* BEGIN DATASET RECORDS *

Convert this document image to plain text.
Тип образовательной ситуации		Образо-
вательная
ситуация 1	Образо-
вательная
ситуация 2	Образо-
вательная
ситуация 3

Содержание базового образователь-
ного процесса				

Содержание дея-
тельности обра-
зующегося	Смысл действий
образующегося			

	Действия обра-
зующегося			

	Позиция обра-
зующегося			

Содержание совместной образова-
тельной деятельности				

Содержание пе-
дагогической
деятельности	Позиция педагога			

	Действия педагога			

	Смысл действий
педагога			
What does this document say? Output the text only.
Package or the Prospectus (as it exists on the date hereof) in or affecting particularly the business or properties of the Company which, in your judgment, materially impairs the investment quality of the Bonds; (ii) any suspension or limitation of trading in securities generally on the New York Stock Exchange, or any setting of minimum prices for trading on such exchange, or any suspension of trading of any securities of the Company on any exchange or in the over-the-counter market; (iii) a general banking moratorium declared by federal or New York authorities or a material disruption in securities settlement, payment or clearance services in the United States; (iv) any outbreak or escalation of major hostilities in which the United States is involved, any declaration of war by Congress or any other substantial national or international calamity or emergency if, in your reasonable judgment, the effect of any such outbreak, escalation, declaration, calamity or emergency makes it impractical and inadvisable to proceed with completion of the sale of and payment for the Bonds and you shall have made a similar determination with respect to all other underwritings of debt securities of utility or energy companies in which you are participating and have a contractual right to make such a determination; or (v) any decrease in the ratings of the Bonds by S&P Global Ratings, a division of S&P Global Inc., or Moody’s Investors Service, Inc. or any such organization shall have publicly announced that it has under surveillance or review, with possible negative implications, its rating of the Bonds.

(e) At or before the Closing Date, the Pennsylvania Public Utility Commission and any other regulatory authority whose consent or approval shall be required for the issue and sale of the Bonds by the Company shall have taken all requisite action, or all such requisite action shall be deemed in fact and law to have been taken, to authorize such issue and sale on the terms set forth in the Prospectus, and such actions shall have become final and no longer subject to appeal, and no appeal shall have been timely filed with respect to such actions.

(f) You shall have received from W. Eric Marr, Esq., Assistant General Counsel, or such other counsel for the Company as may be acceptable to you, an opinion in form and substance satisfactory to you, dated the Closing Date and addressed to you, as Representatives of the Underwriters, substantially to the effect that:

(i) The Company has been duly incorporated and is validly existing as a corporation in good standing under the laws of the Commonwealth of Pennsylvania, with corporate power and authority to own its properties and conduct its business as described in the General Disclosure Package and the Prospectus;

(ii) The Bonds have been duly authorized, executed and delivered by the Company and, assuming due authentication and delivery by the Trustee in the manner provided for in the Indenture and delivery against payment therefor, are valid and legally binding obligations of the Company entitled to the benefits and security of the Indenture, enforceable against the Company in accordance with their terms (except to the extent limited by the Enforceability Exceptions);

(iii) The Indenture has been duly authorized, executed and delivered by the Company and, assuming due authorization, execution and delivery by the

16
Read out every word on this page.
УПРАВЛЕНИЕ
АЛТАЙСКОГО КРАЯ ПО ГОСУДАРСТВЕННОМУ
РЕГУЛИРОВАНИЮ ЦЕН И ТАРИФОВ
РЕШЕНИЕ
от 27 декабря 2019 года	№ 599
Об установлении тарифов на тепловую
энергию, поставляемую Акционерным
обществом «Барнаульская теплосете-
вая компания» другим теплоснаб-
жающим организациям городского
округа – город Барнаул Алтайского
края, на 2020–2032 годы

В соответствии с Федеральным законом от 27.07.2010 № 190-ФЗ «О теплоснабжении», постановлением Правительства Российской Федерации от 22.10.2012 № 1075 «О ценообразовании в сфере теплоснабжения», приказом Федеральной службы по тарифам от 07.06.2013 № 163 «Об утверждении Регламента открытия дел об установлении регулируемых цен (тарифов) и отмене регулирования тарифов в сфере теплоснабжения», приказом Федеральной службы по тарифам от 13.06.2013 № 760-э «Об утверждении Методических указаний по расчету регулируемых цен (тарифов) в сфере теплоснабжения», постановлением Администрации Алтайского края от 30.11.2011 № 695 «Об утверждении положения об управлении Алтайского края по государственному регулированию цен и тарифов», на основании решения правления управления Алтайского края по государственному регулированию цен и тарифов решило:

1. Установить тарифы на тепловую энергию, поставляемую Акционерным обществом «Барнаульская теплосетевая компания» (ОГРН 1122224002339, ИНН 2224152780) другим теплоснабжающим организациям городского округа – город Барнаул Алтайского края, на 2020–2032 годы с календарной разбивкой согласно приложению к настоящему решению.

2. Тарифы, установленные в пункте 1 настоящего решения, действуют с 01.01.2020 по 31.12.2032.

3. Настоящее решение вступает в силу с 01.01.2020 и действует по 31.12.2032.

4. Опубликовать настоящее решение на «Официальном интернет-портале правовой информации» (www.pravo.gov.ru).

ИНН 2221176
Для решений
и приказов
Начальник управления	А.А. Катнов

* END DATASET RECORDS *

Extract, from the material above, each line holding the word "городского".

■ FINISHED EXERCISE ■
жающим организациям городского
1. Установить тарифы на тепловую энергию, поставляемую Акционерным обществом «Барнаульская теплосетевая компания» (ОГРН 1122224002339, ИНН 2224152780) другим теплоснабжающим организациям городского округа – город Барнаул Алтайского края, на 2020–2032 годы с календарной разбивкой согласно приложению к настоящему решению.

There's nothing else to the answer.